### Direction
Copy out every line in which the string "name" occurs.

### Record extracts
____

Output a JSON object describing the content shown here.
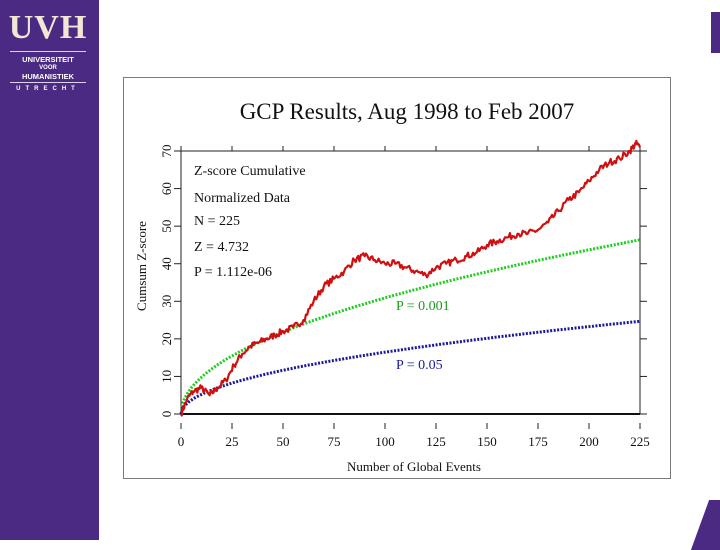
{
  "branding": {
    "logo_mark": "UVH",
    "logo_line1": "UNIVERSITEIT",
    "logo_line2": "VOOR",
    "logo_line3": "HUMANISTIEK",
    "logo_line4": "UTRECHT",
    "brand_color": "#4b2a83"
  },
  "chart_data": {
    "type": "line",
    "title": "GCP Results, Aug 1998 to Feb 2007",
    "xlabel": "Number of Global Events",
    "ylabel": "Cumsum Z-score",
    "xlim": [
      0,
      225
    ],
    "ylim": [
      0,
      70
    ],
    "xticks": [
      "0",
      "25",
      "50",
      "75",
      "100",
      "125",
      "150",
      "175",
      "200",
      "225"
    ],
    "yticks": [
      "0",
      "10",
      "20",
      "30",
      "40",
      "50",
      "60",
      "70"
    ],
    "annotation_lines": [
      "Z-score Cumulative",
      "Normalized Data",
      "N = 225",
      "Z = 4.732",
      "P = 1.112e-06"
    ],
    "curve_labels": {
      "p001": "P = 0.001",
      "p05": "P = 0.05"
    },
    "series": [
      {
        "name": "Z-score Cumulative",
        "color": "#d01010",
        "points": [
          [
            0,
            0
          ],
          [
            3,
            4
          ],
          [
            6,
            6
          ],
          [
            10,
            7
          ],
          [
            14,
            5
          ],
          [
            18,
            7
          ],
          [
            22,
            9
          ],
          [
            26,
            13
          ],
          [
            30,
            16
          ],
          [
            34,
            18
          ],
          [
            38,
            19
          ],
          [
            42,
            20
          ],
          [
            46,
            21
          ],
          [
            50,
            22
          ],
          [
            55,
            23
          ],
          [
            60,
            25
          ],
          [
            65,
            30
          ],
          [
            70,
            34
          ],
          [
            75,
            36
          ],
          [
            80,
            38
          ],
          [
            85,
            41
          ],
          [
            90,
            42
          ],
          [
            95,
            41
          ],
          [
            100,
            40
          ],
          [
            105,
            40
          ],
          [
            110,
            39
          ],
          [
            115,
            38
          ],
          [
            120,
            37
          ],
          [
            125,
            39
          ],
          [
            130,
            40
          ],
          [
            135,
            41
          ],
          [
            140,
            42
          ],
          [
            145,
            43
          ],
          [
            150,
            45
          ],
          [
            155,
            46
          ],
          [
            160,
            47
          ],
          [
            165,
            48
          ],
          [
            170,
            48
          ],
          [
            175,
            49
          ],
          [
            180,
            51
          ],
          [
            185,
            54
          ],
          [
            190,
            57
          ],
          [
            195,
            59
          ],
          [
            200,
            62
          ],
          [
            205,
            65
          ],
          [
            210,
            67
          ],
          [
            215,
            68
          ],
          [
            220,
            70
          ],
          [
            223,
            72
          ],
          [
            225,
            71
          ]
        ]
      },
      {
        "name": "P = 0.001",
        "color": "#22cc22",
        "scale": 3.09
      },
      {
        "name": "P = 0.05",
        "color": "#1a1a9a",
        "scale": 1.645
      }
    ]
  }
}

____

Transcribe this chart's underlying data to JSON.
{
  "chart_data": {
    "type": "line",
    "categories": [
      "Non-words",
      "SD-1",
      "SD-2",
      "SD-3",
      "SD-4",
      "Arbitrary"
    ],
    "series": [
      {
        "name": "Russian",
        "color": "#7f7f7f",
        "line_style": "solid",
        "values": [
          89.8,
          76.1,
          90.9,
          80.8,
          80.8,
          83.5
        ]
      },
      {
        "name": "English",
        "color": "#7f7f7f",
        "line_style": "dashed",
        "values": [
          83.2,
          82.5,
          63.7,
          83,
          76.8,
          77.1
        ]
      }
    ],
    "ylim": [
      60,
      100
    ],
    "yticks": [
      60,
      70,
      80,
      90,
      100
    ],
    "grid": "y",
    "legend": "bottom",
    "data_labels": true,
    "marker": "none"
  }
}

____

### Task response
        "name": "Z-score Cumulative",
        "name": "P = 0.001",
        "name": "P = 0.05",
        "name": "Russian",
        "name": "English",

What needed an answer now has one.